As many of you in our local area know, we've had some severe thunderstorms recently. Well, we were unfortunate enough to get hit by straight-line winds about 2 weeks ago. 80 MPH gusts! It sounded like a train was going to hit our house. Unfortunately our greenhouse, which Ben built just a year ago, took the wind head-on and lost. See below for before and after.
The winds lifted our greenhouse, tossed it about 100 feet, before it crashed into our creek! :(
But we try to make lemonade out of lemons. After salvaging the lumber, paneling, and the intact door, we reused it to build a tall chicken coop. (We know; it looks a bit like an outhouse!)
On a brighter note, a friend of ours raises rabbits and donated a ton of rabbit poop to fertilize our future hoop house. Literally, there was over 1 ton of rabbit poop weighing down Ben's truck. Don't you wish you had friends like ours. :)
We're staying busy here at Four Flags Farm! About a month ago Ben rented a mini excavator to start digging the drainage for our future hoop house. Unfortunately about half way through the digging, the drainage trench collapsed on one side, sending the excavator into the trench! We called the excavator owner, and he was able to break it free (sorry no pics of it getting stuck).
Below are pictures after digging the 2.5 foot deep trenches. Two 72 foot sections (the sides of the hoop house) and one long 420 foot section that drains to our creek. You might notice that the 420 foot section has a couple of bends in it. That's due to a last second realization that the sides of the hoop house were 72 feet, not the 70 feet we originally thought! You might also notice that there is standing water in our trench. This is the normal depth of our water table, which is addressed further down.
Here are the PVC pipes and the FIRST load of gravel (30 tons). We have a helper in one of the photos!
The pictures below are the same trenches with a bed of gravel to just above the water table. Additionally, a 4 inch perforated PVC pipe was laid on top of the bed of gravel.

_ _ _ _ _ _ _

== WHAT THIS EXERCISE ASKS ==
**1)** Transcribe the farm post from "We're staying busy" up to and including "it getting stuck).".
**2)** Answer these questions from the farm post:
(a) How strong were the wind gusts that struck the farm?
(b) About how far did the winds toss the greenhouse?
(c) How many tons of gravel made up the first load?
Use only the farm post as your source.

_ _ _ _ _ _ _

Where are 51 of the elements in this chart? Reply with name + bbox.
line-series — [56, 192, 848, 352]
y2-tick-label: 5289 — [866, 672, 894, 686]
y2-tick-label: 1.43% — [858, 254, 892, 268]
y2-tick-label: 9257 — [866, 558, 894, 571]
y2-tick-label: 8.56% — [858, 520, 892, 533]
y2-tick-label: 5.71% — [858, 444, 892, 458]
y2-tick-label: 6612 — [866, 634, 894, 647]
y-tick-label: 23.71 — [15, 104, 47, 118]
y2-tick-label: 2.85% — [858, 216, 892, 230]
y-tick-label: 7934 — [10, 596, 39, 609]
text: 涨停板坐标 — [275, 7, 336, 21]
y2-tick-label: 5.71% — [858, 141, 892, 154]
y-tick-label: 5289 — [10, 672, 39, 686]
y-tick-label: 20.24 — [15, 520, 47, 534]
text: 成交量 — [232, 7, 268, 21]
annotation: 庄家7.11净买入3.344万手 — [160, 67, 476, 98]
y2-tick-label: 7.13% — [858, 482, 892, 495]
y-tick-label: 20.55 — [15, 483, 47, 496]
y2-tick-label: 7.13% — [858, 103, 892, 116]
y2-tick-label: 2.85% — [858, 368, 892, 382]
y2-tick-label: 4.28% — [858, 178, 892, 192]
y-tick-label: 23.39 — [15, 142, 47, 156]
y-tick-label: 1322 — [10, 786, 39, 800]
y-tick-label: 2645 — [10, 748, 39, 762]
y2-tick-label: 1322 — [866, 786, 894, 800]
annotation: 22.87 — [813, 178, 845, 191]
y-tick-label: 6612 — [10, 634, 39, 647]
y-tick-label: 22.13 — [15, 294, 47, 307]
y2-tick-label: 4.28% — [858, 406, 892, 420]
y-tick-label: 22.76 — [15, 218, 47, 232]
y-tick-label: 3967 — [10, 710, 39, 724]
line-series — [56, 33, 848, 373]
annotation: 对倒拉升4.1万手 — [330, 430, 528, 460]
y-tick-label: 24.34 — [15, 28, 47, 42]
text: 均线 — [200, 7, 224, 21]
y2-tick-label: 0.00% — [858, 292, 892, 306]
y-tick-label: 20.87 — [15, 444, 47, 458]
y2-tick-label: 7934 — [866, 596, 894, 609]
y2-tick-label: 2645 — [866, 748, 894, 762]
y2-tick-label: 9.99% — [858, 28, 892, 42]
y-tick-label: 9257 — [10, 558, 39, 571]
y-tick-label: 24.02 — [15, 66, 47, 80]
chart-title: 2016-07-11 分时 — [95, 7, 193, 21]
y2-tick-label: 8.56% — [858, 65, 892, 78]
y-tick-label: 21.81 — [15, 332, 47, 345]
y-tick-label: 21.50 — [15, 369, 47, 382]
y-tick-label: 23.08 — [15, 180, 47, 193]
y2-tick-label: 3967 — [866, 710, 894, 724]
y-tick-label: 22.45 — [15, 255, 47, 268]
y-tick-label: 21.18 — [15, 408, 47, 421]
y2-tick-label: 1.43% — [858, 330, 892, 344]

_ _ _ _ _ _ _

== OUTPUTS IN ORDER ==
**1)**
We're staying busy here at Four Flags Farm! About a month ago Ben rented a mini excavator to start digging the drainage for our future hoop house. Unfortunately about half way through the digging, the drainage trench collapsed on one side, sending the excavator into the trench! We called the excavator owner, and he was able to break it free (sorry no pics of it getting stuck).

**2)**
(a) 80 MPH
(b) About 100 feet
(c) 30 tons